[Records about charts and figures]
>>>

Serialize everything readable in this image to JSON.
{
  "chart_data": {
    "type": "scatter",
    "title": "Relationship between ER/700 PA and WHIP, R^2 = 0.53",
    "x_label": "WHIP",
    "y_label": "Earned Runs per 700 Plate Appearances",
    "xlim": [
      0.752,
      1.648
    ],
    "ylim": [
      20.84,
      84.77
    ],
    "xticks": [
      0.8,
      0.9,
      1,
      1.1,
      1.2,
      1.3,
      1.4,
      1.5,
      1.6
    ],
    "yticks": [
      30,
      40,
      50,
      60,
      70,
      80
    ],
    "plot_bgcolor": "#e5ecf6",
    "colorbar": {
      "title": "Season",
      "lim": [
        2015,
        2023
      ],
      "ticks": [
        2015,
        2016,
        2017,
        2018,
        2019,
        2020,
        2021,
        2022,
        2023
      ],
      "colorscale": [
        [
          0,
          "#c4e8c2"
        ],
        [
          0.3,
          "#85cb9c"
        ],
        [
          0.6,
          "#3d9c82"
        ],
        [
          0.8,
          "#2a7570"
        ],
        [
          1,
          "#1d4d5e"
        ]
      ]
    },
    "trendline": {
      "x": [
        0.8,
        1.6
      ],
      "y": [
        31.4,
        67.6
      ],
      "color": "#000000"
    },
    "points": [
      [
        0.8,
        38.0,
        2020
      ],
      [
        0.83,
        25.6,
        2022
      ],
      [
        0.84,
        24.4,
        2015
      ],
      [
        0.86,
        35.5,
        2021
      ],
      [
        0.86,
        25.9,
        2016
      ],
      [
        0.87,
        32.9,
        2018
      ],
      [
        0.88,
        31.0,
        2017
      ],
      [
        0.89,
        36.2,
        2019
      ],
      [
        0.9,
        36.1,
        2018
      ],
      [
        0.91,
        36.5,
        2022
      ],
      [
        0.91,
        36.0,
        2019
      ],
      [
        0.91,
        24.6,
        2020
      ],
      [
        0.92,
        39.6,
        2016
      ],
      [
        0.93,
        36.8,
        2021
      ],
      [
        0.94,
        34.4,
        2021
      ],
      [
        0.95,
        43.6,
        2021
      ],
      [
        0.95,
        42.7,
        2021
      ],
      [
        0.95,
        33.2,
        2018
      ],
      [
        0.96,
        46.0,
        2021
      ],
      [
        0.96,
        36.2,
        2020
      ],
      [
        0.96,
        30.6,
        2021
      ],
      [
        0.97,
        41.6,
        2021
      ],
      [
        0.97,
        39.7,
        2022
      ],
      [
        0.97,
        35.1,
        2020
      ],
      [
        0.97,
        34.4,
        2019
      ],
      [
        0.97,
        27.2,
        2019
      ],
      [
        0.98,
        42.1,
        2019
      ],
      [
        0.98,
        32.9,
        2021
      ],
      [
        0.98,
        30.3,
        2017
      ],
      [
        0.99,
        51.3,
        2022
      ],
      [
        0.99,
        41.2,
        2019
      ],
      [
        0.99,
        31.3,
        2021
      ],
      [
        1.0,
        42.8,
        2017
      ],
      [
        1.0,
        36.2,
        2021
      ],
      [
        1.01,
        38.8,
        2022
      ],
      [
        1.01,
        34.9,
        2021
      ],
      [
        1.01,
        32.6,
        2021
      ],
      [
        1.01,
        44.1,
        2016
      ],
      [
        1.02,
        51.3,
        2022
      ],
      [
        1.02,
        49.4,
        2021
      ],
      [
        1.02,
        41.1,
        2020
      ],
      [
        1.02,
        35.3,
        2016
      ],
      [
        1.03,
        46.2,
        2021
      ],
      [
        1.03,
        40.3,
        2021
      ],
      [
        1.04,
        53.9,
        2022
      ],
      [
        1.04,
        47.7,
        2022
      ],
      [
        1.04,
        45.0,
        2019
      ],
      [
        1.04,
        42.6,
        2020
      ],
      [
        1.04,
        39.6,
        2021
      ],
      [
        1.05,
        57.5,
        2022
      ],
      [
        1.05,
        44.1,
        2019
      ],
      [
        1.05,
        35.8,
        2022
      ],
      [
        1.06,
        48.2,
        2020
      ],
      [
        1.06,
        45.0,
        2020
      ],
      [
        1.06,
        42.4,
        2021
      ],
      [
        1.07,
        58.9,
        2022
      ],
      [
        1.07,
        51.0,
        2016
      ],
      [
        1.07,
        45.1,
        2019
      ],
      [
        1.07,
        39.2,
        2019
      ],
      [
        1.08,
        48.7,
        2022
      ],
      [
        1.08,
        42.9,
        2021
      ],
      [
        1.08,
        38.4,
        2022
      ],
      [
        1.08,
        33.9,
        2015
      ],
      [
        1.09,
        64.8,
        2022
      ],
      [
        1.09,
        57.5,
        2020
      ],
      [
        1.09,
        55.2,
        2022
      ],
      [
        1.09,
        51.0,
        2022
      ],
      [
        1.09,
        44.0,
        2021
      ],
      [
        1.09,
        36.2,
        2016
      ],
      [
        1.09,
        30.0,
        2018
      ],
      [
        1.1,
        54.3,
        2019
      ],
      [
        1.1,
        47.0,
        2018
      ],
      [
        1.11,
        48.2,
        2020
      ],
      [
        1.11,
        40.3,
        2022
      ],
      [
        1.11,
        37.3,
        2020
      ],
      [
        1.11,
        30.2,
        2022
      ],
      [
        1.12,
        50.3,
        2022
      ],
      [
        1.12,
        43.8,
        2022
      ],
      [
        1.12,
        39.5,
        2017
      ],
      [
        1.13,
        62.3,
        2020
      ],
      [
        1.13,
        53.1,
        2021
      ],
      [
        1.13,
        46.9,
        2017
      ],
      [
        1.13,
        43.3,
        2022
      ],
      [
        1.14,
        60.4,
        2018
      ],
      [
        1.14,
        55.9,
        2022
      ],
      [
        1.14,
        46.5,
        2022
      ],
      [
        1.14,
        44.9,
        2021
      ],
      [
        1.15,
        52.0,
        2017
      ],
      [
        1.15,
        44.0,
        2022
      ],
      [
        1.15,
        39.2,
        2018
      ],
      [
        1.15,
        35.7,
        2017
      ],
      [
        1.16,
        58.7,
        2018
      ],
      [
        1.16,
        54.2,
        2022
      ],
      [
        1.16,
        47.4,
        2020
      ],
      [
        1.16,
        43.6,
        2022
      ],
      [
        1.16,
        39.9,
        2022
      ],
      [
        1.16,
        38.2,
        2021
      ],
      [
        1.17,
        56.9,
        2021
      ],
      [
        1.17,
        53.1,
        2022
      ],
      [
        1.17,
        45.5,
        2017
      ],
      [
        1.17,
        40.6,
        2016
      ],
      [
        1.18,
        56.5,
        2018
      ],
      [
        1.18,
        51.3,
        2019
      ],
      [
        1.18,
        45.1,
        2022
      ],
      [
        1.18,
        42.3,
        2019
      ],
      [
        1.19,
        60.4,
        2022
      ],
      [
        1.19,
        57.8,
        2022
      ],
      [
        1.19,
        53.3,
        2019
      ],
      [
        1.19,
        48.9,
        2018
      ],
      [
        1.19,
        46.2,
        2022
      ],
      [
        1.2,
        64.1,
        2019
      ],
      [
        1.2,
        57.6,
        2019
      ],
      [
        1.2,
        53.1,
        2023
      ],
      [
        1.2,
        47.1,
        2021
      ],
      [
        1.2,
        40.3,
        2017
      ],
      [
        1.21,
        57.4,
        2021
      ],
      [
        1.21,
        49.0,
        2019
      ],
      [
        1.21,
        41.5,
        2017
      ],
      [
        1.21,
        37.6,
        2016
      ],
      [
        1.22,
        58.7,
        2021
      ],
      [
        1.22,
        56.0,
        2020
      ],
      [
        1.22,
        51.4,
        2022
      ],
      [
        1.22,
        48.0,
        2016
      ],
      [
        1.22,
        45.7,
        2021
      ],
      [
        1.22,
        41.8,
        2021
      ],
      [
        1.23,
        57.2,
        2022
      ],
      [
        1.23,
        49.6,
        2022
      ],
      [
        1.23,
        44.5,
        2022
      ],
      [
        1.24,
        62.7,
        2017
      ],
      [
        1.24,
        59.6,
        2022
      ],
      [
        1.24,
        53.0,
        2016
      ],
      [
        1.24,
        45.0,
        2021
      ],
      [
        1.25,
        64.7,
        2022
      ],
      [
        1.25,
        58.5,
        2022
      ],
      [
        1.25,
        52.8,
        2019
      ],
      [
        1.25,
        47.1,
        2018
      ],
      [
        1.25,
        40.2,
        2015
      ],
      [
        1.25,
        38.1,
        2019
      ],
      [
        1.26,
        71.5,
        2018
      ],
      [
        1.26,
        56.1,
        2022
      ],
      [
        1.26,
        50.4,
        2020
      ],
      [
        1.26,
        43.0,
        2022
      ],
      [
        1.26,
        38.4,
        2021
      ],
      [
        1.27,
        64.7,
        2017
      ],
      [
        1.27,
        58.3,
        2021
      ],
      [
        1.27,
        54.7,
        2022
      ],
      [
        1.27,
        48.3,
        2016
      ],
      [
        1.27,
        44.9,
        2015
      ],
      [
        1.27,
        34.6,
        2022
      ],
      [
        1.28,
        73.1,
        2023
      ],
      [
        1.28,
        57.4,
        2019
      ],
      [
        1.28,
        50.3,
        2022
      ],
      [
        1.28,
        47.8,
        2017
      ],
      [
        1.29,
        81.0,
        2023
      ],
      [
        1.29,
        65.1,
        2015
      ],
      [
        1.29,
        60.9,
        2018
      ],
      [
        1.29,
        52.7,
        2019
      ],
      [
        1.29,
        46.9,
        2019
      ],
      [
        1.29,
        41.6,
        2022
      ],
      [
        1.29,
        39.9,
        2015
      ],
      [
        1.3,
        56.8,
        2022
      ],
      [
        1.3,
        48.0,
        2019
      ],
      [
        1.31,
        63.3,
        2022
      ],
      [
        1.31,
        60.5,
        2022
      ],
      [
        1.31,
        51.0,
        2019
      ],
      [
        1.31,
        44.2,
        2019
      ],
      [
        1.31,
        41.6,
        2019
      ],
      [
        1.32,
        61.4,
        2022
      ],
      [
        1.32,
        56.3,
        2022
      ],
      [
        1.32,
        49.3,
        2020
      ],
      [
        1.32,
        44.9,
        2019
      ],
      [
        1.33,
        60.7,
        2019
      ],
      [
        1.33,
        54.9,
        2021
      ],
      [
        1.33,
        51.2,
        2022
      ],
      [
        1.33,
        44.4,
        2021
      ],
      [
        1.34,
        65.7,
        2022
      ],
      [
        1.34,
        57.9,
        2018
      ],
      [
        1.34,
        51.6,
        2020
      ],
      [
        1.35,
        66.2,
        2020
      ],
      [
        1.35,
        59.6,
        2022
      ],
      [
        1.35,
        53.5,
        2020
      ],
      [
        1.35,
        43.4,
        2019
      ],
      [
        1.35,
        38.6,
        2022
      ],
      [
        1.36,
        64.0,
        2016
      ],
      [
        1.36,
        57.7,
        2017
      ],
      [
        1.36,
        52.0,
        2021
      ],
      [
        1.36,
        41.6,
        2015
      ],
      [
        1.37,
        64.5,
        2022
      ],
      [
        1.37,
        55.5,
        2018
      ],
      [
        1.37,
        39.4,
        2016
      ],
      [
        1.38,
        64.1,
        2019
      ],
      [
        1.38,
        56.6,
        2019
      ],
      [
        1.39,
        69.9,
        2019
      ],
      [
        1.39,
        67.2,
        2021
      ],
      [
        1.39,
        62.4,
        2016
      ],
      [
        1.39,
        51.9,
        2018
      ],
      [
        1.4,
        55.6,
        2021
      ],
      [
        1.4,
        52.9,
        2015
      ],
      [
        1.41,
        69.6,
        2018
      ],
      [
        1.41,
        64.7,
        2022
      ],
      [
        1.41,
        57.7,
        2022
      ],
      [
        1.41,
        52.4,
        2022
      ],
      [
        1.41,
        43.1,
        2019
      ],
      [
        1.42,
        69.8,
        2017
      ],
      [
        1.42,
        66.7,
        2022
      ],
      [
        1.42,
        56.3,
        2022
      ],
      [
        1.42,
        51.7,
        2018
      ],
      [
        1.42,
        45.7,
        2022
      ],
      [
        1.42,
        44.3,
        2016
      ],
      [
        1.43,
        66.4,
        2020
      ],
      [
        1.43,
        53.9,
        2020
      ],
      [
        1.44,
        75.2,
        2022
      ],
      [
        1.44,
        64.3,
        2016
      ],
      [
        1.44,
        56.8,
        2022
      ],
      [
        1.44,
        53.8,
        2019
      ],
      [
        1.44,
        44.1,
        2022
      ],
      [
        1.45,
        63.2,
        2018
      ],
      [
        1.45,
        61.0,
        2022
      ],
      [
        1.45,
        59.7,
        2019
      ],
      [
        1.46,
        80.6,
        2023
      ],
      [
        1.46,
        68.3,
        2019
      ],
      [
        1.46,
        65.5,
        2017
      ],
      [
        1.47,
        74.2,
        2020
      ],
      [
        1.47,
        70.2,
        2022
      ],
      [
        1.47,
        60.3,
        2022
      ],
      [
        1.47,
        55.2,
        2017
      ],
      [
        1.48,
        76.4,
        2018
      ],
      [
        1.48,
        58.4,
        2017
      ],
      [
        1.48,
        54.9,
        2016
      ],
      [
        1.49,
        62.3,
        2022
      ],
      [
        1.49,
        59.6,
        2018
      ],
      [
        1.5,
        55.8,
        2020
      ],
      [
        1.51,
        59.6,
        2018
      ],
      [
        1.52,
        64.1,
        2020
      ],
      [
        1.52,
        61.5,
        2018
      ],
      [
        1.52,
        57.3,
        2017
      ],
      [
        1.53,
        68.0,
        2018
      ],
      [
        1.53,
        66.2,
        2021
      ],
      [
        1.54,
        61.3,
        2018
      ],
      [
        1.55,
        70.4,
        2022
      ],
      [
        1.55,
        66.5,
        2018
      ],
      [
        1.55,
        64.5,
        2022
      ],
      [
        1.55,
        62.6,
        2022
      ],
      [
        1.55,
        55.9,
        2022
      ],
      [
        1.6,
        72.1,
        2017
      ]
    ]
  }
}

<<<

● TASK TO COMPLETE
Where a line contains the string "title", extract that line.

● EXERCISE OUTPUT
    "title": "Relationship between ER/700 PA and WHIP, R^2 = 0.53",
      "title": "Season",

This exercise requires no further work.